Repeat the material in full. Keep every line exactly as it is.

====== Records shown

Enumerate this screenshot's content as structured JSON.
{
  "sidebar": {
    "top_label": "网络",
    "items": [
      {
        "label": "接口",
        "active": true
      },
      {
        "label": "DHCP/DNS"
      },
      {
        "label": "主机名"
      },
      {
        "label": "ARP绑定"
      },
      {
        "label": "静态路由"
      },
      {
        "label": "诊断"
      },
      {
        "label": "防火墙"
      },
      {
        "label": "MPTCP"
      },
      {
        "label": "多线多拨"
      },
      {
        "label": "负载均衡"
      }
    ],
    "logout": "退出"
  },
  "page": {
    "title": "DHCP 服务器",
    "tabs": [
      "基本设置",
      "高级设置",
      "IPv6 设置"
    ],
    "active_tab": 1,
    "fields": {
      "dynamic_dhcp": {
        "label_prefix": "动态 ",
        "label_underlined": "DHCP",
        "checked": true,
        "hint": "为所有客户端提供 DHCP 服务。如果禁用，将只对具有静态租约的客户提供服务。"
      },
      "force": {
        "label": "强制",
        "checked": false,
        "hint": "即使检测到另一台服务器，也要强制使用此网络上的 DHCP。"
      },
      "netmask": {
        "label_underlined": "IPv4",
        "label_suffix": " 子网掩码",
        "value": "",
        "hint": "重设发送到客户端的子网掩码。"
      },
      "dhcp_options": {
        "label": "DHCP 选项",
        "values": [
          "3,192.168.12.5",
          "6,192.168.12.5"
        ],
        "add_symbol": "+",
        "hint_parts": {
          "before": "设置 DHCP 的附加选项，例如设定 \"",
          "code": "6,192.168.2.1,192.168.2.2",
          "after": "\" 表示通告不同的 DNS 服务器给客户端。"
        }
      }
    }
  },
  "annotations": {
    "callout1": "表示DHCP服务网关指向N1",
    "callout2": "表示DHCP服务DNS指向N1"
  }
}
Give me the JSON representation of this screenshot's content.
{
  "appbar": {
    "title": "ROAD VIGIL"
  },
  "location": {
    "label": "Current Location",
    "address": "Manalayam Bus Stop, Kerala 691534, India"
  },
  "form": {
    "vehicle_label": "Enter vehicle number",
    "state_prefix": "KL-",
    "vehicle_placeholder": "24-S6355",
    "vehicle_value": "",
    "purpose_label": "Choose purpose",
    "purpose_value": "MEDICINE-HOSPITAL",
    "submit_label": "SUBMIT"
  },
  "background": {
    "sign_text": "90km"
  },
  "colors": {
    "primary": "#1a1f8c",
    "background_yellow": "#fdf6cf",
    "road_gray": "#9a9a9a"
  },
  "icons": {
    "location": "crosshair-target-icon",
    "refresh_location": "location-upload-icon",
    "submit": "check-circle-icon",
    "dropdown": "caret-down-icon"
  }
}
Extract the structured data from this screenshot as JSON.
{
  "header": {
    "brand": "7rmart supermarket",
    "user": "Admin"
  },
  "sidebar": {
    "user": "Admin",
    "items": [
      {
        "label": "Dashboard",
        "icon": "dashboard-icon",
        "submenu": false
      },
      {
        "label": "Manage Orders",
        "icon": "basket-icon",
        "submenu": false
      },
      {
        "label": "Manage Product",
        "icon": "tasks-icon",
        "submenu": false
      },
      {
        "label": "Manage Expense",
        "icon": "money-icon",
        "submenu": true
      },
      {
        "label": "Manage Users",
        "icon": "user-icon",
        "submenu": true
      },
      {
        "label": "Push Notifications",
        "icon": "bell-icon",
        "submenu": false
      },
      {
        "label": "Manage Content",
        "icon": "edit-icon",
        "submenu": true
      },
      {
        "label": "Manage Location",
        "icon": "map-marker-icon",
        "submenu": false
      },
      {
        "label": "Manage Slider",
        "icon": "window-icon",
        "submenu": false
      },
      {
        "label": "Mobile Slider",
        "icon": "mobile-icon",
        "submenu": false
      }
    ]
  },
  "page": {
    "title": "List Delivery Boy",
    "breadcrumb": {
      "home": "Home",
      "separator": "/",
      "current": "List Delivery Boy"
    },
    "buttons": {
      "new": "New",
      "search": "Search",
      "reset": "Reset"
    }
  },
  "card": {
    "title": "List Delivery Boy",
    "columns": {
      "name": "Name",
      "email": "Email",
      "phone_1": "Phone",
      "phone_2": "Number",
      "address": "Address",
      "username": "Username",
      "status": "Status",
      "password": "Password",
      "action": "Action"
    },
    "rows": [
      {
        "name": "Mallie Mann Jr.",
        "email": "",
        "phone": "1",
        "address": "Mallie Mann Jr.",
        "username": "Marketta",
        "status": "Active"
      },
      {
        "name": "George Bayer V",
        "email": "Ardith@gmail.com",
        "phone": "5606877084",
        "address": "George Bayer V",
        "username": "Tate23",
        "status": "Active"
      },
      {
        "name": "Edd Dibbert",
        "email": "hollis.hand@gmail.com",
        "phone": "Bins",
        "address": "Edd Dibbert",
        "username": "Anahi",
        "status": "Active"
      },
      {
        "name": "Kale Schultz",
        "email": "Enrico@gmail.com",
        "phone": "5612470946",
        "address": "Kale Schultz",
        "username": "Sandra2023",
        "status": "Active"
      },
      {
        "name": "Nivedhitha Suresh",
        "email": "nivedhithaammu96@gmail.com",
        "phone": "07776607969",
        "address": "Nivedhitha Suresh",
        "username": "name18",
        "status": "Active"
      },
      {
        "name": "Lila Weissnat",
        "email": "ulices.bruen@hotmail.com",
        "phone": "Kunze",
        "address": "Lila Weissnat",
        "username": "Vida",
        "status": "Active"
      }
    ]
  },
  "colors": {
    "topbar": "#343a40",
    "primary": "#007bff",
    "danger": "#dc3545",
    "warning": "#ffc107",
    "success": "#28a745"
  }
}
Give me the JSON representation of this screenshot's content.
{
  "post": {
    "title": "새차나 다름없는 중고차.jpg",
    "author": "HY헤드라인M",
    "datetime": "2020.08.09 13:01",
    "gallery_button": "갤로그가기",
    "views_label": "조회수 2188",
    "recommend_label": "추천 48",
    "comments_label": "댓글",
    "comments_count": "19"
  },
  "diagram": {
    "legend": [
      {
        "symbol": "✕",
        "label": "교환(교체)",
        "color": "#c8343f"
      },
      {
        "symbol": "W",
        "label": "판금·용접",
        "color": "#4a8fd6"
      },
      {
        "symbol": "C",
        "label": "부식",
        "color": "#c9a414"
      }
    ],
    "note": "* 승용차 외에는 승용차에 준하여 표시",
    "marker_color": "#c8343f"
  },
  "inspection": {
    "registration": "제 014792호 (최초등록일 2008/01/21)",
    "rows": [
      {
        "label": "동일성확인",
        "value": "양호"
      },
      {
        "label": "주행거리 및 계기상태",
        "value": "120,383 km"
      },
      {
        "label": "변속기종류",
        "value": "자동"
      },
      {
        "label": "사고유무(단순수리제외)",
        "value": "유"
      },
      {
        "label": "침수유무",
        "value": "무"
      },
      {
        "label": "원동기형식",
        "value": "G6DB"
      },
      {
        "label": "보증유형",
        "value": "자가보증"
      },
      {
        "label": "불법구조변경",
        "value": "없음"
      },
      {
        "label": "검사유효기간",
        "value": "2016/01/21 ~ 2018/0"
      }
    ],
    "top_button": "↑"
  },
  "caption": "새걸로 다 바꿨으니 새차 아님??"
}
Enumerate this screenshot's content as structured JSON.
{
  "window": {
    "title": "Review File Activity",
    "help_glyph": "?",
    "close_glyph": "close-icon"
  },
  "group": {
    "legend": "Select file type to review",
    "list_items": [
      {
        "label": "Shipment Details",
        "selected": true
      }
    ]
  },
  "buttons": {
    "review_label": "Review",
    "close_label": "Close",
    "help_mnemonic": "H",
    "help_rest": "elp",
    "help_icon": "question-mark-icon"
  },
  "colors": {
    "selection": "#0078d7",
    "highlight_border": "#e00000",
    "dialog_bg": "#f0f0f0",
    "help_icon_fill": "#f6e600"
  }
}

============

» Task solution:
Enumerate this screenshot's content as structured JSON.
{
  "sidebar": {
    "top_label": "网络",
    "items": [
      {
        "label": "接口",
        "active": true
      },
      {
        "label": "DHCP/DNS"
      },
      {
        "label": "主机名"
      },
      {
        "label": "ARP绑定"
      },
      {
        "label": "静态路由"
      },
      {
        "label": "诊断"
      },
      {
        "label": "防火墙"
      },
      {
        "label": "MPTCP"
      },
      {
        "label": "多线多拨"
      },
      {
        "label": "负载均衡"
      }
    ],
    "logout": "退出"
  },
  "page": {
    "title": "DHCP 服务器",
    "tabs": [
      "基本设置",
      "高级设置",
      "IPv6 设置"
    ],
    "active_tab": 1,
    "fields": {
      "dynamic_dhcp": {
        "label_prefix": "动态 ",
        "label_underlined": "DHCP",
        "checked": true,
        "hint": "为所有客户端提供 DHCP 服务。如果禁用，将只对具有静态租约的客户提供服务。"
      },
      "force": {
        "label": "强制",
        "checked": false,
        "hint": "即使检测到另一台服务器，也要强制使用此网络上的 DHCP。"
      },
      "netmask": {
        "label_underlined": "IPv4",
        "label_suffix": " 子网掩码",
        "value": "",
        "hint": "重设发送到客户端的子网掩码。"
      },
      "dhcp_options": {
        "label": "DHCP 选项",
        "values": [
          "3,192.168.12.5",
          "6,192.168.12.5"
        ],
        "add_symbol": "+",
        "hint_parts": {
          "before": "设置 DHCP 的附加选项，例如设定 \"",
          "code": "6,192.168.2.1,192.168.2.2",
          "after": "\" 表示通告不同的 DNS 服务器给客户端。"
        }
      }
    }
  },
  "annotations": {
    "callout1": "表示DHCP服务网关指向N1",
    "callout2": "表示DHCP服务DNS指向N1"
  }
}
Give me the JSON representation of this screenshot's content.
{
  "appbar": {
    "title": "ROAD VIGIL"
  },
  "location": {
    "label": "Current Location",
    "address": "Manalayam Bus Stop, Kerala 691534, India"
  },
  "form": {
    "vehicle_label": "Enter vehicle number",
    "state_prefix": "KL-",
    "vehicle_placeholder": "24-S6355",
    "vehicle_value": "",
    "purpose_label": "Choose purpose",
    "purpose_value": "MEDICINE-HOSPITAL",
    "submit_label": "SUBMIT"
  },
  "background": {
    "sign_text": "90km"
  },
  "colors": {
    "primary": "#1a1f8c",
    "background_yellow": "#fdf6cf",
    "road_gray": "#9a9a9a"
  },
  "icons": {
    "location": "crosshair-target-icon",
    "refresh_location": "location-upload-icon",
    "submit": "check-circle-icon",
    "dropdown": "caret-down-icon"
  }
}
Extract the structured data from this screenshot as JSON.
{
  "header": {
    "brand": "7rmart supermarket",
    "user": "Admin"
  },
  "sidebar": {
    "user": "Admin",
    "items": [
      {
        "label": "Dashboard",
        "icon": "dashboard-icon",
        "submenu": false
      },
      {
        "label": "Manage Orders",
        "icon": "basket-icon",
        "submenu": false
      },
      {
        "label": "Manage Product",
        "icon": "tasks-icon",
        "submenu": false
      },
      {
        "label": "Manage Expense",
        "icon": "money-icon",
        "submenu": true
      },
      {
        "label": "Manage Users",
        "icon": "user-icon",
        "submenu": true
      },
      {
        "label": "Push Notifications",
        "icon": "bell-icon",
        "submenu": false
      },
      {
        "label": "Manage Content",
        "icon": "edit-icon",
        "submenu": true
      },
      {
        "label": "Manage Location",
        "icon": "map-marker-icon",
        "submenu": false
      },
      {
        "label": "Manage Slider",
        "icon": "window-icon",
        "submenu": false
      },
      {
        "label": "Mobile Slider",
        "icon": "mobile-icon",
        "submenu": false
      }
    ]
  },
  "page": {
    "title": "List Delivery Boy",
    "breadcrumb": {
      "home": "Home",
      "separator": "/",
      "current": "List Delivery Boy"
    },
    "buttons": {
      "new": "New",
      "search": "Search",
      "reset": "Reset"
    }
  },
  "card": {
    "title": "List Delivery Boy",
    "columns": {
      "name": "Name",
      "email": "Email",
      "phone_1": "Phone",
      "phone_2": "Number",
      "address": "Address",
      "username": "Username",
      "status": "Status",
      "password": "Password",
      "action": "Action"
    },
    "rows": [
      {
        "name": "Mallie Mann Jr.",
        "email": "",
        "phone": "1",
        "address": "Mallie Mann Jr.",
        "username": "Marketta",
        "status": "Active"
      },
      {
        "name": "George Bayer V",
        "email": "Ardith@gmail.com",
        "phone": "5606877084",
        "address": "George Bayer V",
        "username": "Tate23",
        "status": "Active"
      },
      {
        "name": "Edd Dibbert",
        "email": "hollis.hand@gmail.com",
        "phone": "Bins",
        "address": "Edd Dibbert",
        "username": "Anahi",
        "status": "Active"
      },
      {
        "name": "Kale Schultz",
        "email": "Enrico@gmail.com",
        "phone": "5612470946",
        "address": "Kale Schultz",
        "username": "Sandra2023",
        "status": "Active"
      },
      {
        "name": "Nivedhitha Suresh",
        "email": "nivedhithaammu96@gmail.com",
        "phone": "07776607969",
        "address": "Nivedhitha Suresh",
        "username": "name18",
        "status": "Active"
      },
      {
        "name": "Lila Weissnat",
        "email": "ulices.bruen@hotmail.com",
        "phone": "Kunze",
        "address": "Lila Weissnat",
        "username": "Vida",
        "status": "Active"
      }
    ]
  },
  "colors": {
    "topbar": "#343a40",
    "primary": "#007bff",
    "danger": "#dc3545",
    "warning": "#ffc107",
    "success": "#28a745"
  }
}
Give me the JSON representation of this screenshot's content.
{
  "post": {
    "title": "새차나 다름없는 중고차.jpg",
    "author": "HY헤드라인M",
    "datetime": "2020.08.09 13:01",
    "gallery_button": "갤로그가기",
    "views_label": "조회수 2188",
    "recommend_label": "추천 48",
    "comments_label": "댓글",
    "comments_count": "19"
  },
  "diagram": {
    "legend": [
      {
        "symbol": "✕",
        "label": "교환(교체)",
        "color": "#c8343f"
      },
      {
        "symbol": "W",
        "label": "판금·용접",
        "color": "#4a8fd6"
      },
      {
        "symbol": "C",
        "label": "부식",
        "color": "#c9a414"
      }
    ],
    "note": "* 승용차 외에는 승용차에 준하여 표시",
    "marker_color": "#c8343f"
  },
  "inspection": {
    "registration": "제 014792호 (최초등록일 2008/01/21)",
    "rows": [
      {
        "label": "동일성확인",
        "value": "양호"
      },
      {
        "label": "주행거리 및 계기상태",
        "value": "120,383 km"
      },
      {
        "label": "변속기종류",
        "value": "자동"
      },
      {
        "label": "사고유무(단순수리제외)",
        "value": "유"
      },
      {
        "label": "침수유무",
        "value": "무"
      },
      {
        "label": "원동기형식",
        "value": "G6DB"
      },
      {
        "label": "보증유형",
        "value": "자가보증"
      },
      {
        "label": "불법구조변경",
        "value": "없음"
      },
      {
        "label": "검사유효기간",
        "value": "2016/01/21 ~ 2018/0"
      }
    ],
    "top_button": "↑"
  },
  "caption": "새걸로 다 바꿨으니 새차 아님??"
}
Enumerate this screenshot's content as structured JSON.
{
  "window": {
    "title": "Review File Activity",
    "help_glyph": "?",
    "close_glyph": "close-icon"
  },
  "group": {
    "legend": "Select file type to review",
    "list_items": [
      {
        "label": "Shipment Details",
        "selected": true
      }
    ]
  },
  "buttons": {
    "review_label": "Review",
    "close_label": "Close",
    "help_mnemonic": "H",
    "help_rest": "elp",
    "help_icon": "question-mark-icon"
  },
  "colors": {
    "selection": "#0078d7",
    "highlight_border": "#e00000",
    "dialog_bg": "#f0f0f0",
    "help_icon_fill": "#f6e600"
  }
}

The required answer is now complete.